─── Records ───

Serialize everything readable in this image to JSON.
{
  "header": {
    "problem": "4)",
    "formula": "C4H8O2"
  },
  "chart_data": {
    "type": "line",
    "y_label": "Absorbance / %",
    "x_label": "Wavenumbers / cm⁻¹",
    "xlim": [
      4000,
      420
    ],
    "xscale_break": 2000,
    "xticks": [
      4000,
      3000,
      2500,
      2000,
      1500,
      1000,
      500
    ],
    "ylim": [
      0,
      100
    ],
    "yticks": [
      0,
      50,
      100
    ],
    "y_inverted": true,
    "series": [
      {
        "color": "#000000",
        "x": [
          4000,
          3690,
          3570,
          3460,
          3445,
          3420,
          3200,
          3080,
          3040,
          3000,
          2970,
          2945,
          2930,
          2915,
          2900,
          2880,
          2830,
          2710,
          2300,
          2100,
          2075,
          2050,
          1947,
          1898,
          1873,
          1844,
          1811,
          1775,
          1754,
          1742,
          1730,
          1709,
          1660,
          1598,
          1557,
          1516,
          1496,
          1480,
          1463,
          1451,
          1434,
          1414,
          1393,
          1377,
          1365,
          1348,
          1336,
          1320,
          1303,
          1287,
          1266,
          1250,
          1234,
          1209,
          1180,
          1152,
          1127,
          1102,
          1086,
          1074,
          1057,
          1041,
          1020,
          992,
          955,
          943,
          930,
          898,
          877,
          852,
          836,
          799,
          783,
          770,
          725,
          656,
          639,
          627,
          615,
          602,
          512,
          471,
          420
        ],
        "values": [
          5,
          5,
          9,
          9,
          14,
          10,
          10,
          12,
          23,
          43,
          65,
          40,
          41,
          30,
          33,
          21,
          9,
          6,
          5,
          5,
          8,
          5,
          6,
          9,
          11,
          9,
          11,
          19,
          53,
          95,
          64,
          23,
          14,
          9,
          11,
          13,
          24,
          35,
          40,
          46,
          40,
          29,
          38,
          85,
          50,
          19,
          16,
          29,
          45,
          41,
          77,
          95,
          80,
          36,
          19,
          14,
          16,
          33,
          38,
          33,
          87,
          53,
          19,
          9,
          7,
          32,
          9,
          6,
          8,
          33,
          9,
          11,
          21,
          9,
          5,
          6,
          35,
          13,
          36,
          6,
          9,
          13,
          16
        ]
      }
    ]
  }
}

───

[Exercise goal]: Go through the records and print each one exactly.

[Answer]:
Serialize everything readable in this image to JSON.
{
  "header": {
    "problem": "4)",
    "formula": "C4H8O2"
  },
  "chart_data": {
    "type": "line",
    "y_label": "Absorbance / %",
    "x_label": "Wavenumbers / cm⁻¹",
    "xlim": [
      4000,
      420
    ],
    "xscale_break": 2000,
    "xticks": [
      4000,
      3000,
      2500,
      2000,
      1500,
      1000,
      500
    ],
    "ylim": [
      0,
      100
    ],
    "yticks": [
      0,
      50,
      100
    ],
    "y_inverted": true,
    "series": [
      {
        "color": "#000000",
        "x": [
          4000,
          3690,
          3570,
          3460,
          3445,
          3420,
          3200,
          3080,
          3040,
          3000,
          2970,
          2945,
          2930,
          2915,
          2900,
          2880,
          2830,
          2710,
          2300,
          2100,
          2075,
          2050,
          1947,
          1898,
          1873,
          1844,
          1811,
          1775,
          1754,
          1742,
          1730,
          1709,
          1660,
          1598,
          1557,
          1516,
          1496,
          1480,
          1463,
          1451,
          1434,
          1414,
          1393,
          1377,
          1365,
          1348,
          1336,
          1320,
          1303,
          1287,
          1266,
          1250,
          1234,
          1209,
          1180,
          1152,
          1127,
          1102,
          1086,
          1074,
          1057,
          1041,
          1020,
          992,
          955,
          943,
          930,
          898,
          877,
          852,
          836,
          799,
          783,
          770,
          725,
          656,
          639,
          627,
          615,
          602,
          512,
          471,
          420
        ],
        "values": [
          5,
          5,
          9,
          9,
          14,
          10,
          10,
          12,
          23,
          43,
          65,
          40,
          41,
          30,
          33,
          21,
          9,
          6,
          5,
          5,
          8,
          5,
          6,
          9,
          11,
          9,
          11,
          19,
          53,
          95,
          64,
          23,
          14,
          9,
          11,
          13,
          24,
          35,
          40,
          46,
          40,
          29,
          38,
          85,
          50,
          19,
          16,
          29,
          45,
          41,
          77,
          95,
          80,
          36,
          19,
          14,
          16,
          33,
          38,
          33,
          87,
          53,
          19,
          9,
          7,
          32,
          9,
          6,
          8,
          33,
          9,
          11,
          21,
          9,
          5,
          6,
          35,
          13,
          36,
          6,
          9,
          13,
          16
        ]
      }
    ]
  }
}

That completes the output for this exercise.